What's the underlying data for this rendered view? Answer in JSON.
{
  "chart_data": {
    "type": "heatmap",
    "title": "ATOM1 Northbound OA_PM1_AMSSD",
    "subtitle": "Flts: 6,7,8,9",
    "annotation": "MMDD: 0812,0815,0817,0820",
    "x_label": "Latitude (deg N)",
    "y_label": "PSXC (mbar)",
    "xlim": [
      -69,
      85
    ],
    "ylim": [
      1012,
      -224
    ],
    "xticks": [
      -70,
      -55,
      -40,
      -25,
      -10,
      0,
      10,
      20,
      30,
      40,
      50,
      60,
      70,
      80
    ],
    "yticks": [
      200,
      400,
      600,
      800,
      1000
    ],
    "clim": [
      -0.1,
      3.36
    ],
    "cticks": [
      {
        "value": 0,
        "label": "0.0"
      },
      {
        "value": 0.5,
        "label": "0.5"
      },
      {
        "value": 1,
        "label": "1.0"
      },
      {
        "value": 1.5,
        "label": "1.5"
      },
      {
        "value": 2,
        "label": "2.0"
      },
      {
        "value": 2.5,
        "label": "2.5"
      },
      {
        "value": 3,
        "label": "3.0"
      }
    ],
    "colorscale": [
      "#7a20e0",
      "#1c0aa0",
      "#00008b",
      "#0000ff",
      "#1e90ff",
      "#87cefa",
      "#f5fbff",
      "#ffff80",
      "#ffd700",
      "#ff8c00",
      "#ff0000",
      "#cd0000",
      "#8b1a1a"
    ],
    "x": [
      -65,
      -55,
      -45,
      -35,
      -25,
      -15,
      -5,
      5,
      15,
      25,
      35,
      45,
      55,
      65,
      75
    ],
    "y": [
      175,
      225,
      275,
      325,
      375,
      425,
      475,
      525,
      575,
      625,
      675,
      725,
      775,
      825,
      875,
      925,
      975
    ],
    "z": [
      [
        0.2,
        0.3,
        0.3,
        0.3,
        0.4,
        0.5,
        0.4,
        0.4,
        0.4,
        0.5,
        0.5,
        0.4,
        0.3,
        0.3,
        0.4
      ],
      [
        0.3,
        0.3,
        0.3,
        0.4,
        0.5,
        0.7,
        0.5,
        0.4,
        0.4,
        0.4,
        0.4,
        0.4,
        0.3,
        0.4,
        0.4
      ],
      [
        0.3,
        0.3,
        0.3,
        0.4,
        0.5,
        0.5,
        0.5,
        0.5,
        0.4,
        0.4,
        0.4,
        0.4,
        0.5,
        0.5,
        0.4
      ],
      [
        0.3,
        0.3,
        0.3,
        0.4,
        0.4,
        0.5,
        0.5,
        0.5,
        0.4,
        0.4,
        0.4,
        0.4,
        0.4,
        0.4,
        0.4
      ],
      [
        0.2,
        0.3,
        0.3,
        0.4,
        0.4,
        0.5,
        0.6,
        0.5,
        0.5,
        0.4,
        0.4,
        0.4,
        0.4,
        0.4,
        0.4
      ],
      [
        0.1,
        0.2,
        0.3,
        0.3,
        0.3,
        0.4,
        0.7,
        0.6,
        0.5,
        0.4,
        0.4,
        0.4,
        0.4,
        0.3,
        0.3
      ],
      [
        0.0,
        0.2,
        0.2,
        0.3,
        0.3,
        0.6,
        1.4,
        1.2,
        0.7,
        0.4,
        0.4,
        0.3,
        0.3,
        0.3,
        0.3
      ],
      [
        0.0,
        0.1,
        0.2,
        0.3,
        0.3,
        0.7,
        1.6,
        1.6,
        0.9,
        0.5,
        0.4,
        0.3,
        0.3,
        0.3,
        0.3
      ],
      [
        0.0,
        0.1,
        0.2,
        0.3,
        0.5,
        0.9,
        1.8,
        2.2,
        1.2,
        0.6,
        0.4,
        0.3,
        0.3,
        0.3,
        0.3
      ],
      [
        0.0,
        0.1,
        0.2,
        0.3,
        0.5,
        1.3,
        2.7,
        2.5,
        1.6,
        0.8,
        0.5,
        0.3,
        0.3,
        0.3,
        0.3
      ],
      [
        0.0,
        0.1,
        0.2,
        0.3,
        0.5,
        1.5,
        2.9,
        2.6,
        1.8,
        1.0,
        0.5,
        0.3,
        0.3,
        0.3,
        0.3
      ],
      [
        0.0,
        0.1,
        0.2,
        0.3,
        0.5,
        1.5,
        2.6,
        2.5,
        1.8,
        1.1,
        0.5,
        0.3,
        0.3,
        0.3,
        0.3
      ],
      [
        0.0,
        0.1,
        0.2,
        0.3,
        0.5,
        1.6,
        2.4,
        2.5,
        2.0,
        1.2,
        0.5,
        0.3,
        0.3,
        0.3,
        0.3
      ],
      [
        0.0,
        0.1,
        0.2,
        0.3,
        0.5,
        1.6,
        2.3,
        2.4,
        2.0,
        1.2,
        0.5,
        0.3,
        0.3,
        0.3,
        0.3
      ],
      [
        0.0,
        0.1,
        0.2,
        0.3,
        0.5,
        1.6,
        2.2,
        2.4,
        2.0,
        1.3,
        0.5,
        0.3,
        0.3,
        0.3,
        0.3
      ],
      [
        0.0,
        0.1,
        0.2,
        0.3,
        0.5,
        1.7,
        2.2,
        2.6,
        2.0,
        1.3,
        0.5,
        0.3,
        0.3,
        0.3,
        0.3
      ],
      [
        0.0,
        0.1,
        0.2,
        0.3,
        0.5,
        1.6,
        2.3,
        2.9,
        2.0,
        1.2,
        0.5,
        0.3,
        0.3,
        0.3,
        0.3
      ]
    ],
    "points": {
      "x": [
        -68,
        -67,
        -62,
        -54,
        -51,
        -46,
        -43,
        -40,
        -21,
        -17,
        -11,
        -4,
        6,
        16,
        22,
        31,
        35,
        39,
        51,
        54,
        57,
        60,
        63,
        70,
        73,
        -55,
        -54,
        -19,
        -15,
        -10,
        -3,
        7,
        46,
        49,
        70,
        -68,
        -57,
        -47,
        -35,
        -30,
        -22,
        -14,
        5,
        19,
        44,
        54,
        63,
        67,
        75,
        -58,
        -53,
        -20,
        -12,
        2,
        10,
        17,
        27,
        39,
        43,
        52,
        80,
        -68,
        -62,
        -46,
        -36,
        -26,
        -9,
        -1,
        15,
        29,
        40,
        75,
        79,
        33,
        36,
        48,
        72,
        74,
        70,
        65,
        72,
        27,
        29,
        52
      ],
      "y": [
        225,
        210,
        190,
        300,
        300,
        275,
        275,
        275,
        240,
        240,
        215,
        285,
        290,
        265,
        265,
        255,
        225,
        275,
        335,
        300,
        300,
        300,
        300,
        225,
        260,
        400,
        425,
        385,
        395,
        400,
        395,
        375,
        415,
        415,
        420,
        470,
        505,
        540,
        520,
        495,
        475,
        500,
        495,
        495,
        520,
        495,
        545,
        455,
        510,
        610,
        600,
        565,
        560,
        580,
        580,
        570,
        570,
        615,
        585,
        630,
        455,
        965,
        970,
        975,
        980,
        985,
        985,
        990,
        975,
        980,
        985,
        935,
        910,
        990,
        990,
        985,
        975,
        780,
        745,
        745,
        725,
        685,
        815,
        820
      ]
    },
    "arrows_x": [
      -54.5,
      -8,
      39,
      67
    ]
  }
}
☆ ☆ ☆
| EXERCISE AIM |
Retype the records that precede this task, keeping them exactly the same.

| FULL ANSWER |
What's the underlying data for this rendered view? Answer in JSON.
{
  "chart_data": {
    "type": "heatmap",
    "title": "ATOM1 Northbound OA_PM1_AMSSD",
    "subtitle": "Flts: 6,7,8,9",
    "annotation": "MMDD: 0812,0815,0817,0820",
    "x_label": "Latitude (deg N)",
    "y_label": "PSXC (mbar)",
    "xlim": [
      -69,
      85
    ],
    "ylim": [
      1012,
      -224
    ],
    "xticks": [
      -70,
      -55,
      -40,
      -25,
      -10,
      0,
      10,
      20,
      30,
      40,
      50,
      60,
      70,
      80
    ],
    "yticks": [
      200,
      400,
      600,
      800,
      1000
    ],
    "clim": [
      -0.1,
      3.36
    ],
    "cticks": [
      {
        "value": 0,
        "label": "0.0"
      },
      {
        "value": 0.5,
        "label": "0.5"
      },
      {
        "value": 1,
        "label": "1.0"
      },
      {
        "value": 1.5,
        "label": "1.5"
      },
      {
        "value": 2,
        "label": "2.0"
      },
      {
        "value": 2.5,
        "label": "2.5"
      },
      {
        "value": 3,
        "label": "3.0"
      }
    ],
    "colorscale": [
      "#7a20e0",
      "#1c0aa0",
      "#00008b",
      "#0000ff",
      "#1e90ff",
      "#87cefa",
      "#f5fbff",
      "#ffff80",
      "#ffd700",
      "#ff8c00",
      "#ff0000",
      "#cd0000",
      "#8b1a1a"
    ],
    "x": [
      -65,
      -55,
      -45,
      -35,
      -25,
      -15,
      -5,
      5,
      15,
      25,
      35,
      45,
      55,
      65,
      75
    ],
    "y": [
      175,
      225,
      275,
      325,
      375,
      425,
      475,
      525,
      575,
      625,
      675,
      725,
      775,
      825,
      875,
      925,
      975
    ],
    "z": [
      [
        0.2,
        0.3,
        0.3,
        0.3,
        0.4,
        0.5,
        0.4,
        0.4,
        0.4,
        0.5,
        0.5,
        0.4,
        0.3,
        0.3,
        0.4
      ],
      [
        0.3,
        0.3,
        0.3,
        0.4,
        0.5,
        0.7,
        0.5,
        0.4,
        0.4,
        0.4,
        0.4,
        0.4,
        0.3,
        0.4,
        0.4
      ],
      [
        0.3,
        0.3,
        0.3,
        0.4,
        0.5,
        0.5,
        0.5,
        0.5,
        0.4,
        0.4,
        0.4,
        0.4,
        0.5,
        0.5,
        0.4
      ],
      [
        0.3,
        0.3,
        0.3,
        0.4,
        0.4,
        0.5,
        0.5,
        0.5,
        0.4,
        0.4,
        0.4,
        0.4,
        0.4,
        0.4,
        0.4
      ],
      [
        0.2,
        0.3,
        0.3,
        0.4,
        0.4,
        0.5,
        0.6,
        0.5,
        0.5,
        0.4,
        0.4,
        0.4,
        0.4,
        0.4,
        0.4
      ],
      [
        0.1,
        0.2,
        0.3,
        0.3,
        0.3,
        0.4,
        0.7,
        0.6,
        0.5,
        0.4,
        0.4,
        0.4,
        0.4,
        0.3,
        0.3
      ],
      [
        0.0,
        0.2,
        0.2,
        0.3,
        0.3,
        0.6,
        1.4,
        1.2,
        0.7,
        0.4,
        0.4,
        0.3,
        0.3,
        0.3,
        0.3
      ],
      [
        0.0,
        0.1,
        0.2,
        0.3,
        0.3,
        0.7,
        1.6,
        1.6,
        0.9,
        0.5,
        0.4,
        0.3,
        0.3,
        0.3,
        0.3
      ],
      [
        0.0,
        0.1,
        0.2,
        0.3,
        0.5,
        0.9,
        1.8,
        2.2,
        1.2,
        0.6,
        0.4,
        0.3,
        0.3,
        0.3,
        0.3
      ],
      [
        0.0,
        0.1,
        0.2,
        0.3,
        0.5,
        1.3,
        2.7,
        2.5,
        1.6,
        0.8,
        0.5,
        0.3,
        0.3,
        0.3,
        0.3
      ],
      [
        0.0,
        0.1,
        0.2,
        0.3,
        0.5,
        1.5,
        2.9,
        2.6,
        1.8,
        1.0,
        0.5,
        0.3,
        0.3,
        0.3,
        0.3
      ],
      [
        0.0,
        0.1,
        0.2,
        0.3,
        0.5,
        1.5,
        2.6,
        2.5,
        1.8,
        1.1,
        0.5,
        0.3,
        0.3,
        0.3,
        0.3
      ],
      [
        0.0,
        0.1,
        0.2,
        0.3,
        0.5,
        1.6,
        2.4,
        2.5,
        2.0,
        1.2,
        0.5,
        0.3,
        0.3,
        0.3,
        0.3
      ],
      [
        0.0,
        0.1,
        0.2,
        0.3,
        0.5,
        1.6,
        2.3,
        2.4,
        2.0,
        1.2,
        0.5,
        0.3,
        0.3,
        0.3,
        0.3
      ],
      [
        0.0,
        0.1,
        0.2,
        0.3,
        0.5,
        1.6,
        2.2,
        2.4,
        2.0,
        1.3,
        0.5,
        0.3,
        0.3,
        0.3,
        0.3
      ],
      [
        0.0,
        0.1,
        0.2,
        0.3,
        0.5,
        1.7,
        2.2,
        2.6,
        2.0,
        1.3,
        0.5,
        0.3,
        0.3,
        0.3,
        0.3
      ],
      [
        0.0,
        0.1,
        0.2,
        0.3,
        0.5,
        1.6,
        2.3,
        2.9,
        2.0,
        1.2,
        0.5,
        0.3,
        0.3,
        0.3,
        0.3
      ]
    ],
    "points": {
      "x": [
        -68,
        -67,
        -62,
        -54,
        -51,
        -46,
        -43,
        -40,
        -21,
        -17,
        -11,
        -4,
        6,
        16,
        22,
        31,
        35,
        39,
        51,
        54,
        57,
        60,
        63,
        70,
        73,
        -55,
        -54,
        -19,
        -15,
        -10,
        -3,
        7,
        46,
        49,
        70,
        -68,
        -57,
        -47,
        -35,
        -30,
        -22,
        -14,
        5,
        19,
        44,
        54,
        63,
        67,
        75,
        -58,
        -53,
        -20,
        -12,
        2,
        10,
        17,
        27,
        39,
        43,
        52,
        80,
        -68,
        -62,
        -46,
        -36,
        -26,
        -9,
        -1,
        15,
        29,
        40,
        75,
        79,
        33,
        36,
        48,
        72,
        74,
        70,
        65,
        72,
        27,
        29,
        52
      ],
      "y": [
        225,
        210,
        190,
        300,
        300,
        275,
        275,
        275,
        240,
        240,
        215,
        285,
        290,
        265,
        265,
        255,
        225,
        275,
        335,
        300,
        300,
        300,
        300,
        225,
        260,
        400,
        425,
        385,
        395,
        400,
        395,
        375,
        415,
        415,
        420,
        470,
        505,
        540,
        520,
        495,
        475,
        500,
        495,
        495,
        520,
        495,
        545,
        455,
        510,
        610,
        600,
        565,
        560,
        580,
        580,
        570,
        570,
        615,
        585,
        630,
        455,
        965,
        970,
        975,
        980,
        985,
        985,
        990,
        975,
        980,
        985,
        935,
        910,
        990,
        990,
        985,
        975,
        780,
        745,
        745,
        725,
        685,
        815,
        820
      ]
    },
    "arrows_x": [
      -54.5,
      -8,
      39,
      67
    ]
  }
}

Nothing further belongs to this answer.